* [What the exercise asks]
Copy out all of the data below with no alterations.

* [Given information]
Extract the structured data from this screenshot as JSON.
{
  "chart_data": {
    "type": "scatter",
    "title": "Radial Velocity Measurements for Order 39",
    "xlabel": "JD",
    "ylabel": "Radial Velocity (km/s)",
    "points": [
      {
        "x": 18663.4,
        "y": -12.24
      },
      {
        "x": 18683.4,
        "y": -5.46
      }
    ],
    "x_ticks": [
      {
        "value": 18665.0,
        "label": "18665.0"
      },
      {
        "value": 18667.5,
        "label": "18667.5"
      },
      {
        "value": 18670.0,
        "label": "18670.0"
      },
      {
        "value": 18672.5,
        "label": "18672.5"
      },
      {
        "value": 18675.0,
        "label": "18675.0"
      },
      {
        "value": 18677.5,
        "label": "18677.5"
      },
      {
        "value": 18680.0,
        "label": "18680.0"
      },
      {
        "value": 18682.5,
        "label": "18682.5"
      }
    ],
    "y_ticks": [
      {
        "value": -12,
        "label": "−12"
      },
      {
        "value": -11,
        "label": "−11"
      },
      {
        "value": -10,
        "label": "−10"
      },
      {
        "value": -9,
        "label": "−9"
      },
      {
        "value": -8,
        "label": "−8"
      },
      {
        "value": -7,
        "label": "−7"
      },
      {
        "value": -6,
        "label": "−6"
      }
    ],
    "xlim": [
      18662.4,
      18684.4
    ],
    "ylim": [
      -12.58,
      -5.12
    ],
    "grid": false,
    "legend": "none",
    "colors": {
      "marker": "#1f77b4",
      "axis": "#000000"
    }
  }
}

* [The completed task]
Extract the structured data from this screenshot as JSON.
{
  "chart_data": {
    "type": "scatter",
    "title": "Radial Velocity Measurements for Order 39",
    "xlabel": "JD",
    "ylabel": "Radial Velocity (km/s)",
    "points": [
      {
        "x": 18663.4,
        "y": -12.24
      },
      {
        "x": 18683.4,
        "y": -5.46
      }
    ],
    "x_ticks": [
      {
        "value": 18665.0,
        "label": "18665.0"
      },
      {
        "value": 18667.5,
        "label": "18667.5"
      },
      {
        "value": 18670.0,
        "label": "18670.0"
      },
      {
        "value": 18672.5,
        "label": "18672.5"
      },
      {
        "value": 18675.0,
        "label": "18675.0"
      },
      {
        "value": 18677.5,
        "label": "18677.5"
      },
      {
        "value": 18680.0,
        "label": "18680.0"
      },
      {
        "value": 18682.5,
        "label": "18682.5"
      }
    ],
    "y_ticks": [
      {
        "value": -12,
        "label": "−12"
      },
      {
        "value": -11,
        "label": "−11"
      },
      {
        "value": -10,
        "label": "−10"
      },
      {
        "value": -9,
        "label": "−9"
      },
      {
        "value": -8,
        "label": "−8"
      },
      {
        "value": -7,
        "label": "−7"
      },
      {
        "value": -6,
        "label": "−6"
      }
    ],
    "xlim": [
      18662.4,
      18684.4
    ],
    "ylim": [
      -12.58,
      -5.12
    ],
    "grid": false,
    "legend": "none",
    "colors": {
      "marker": "#1f77b4",
      "axis": "#000000"
    }
  }
}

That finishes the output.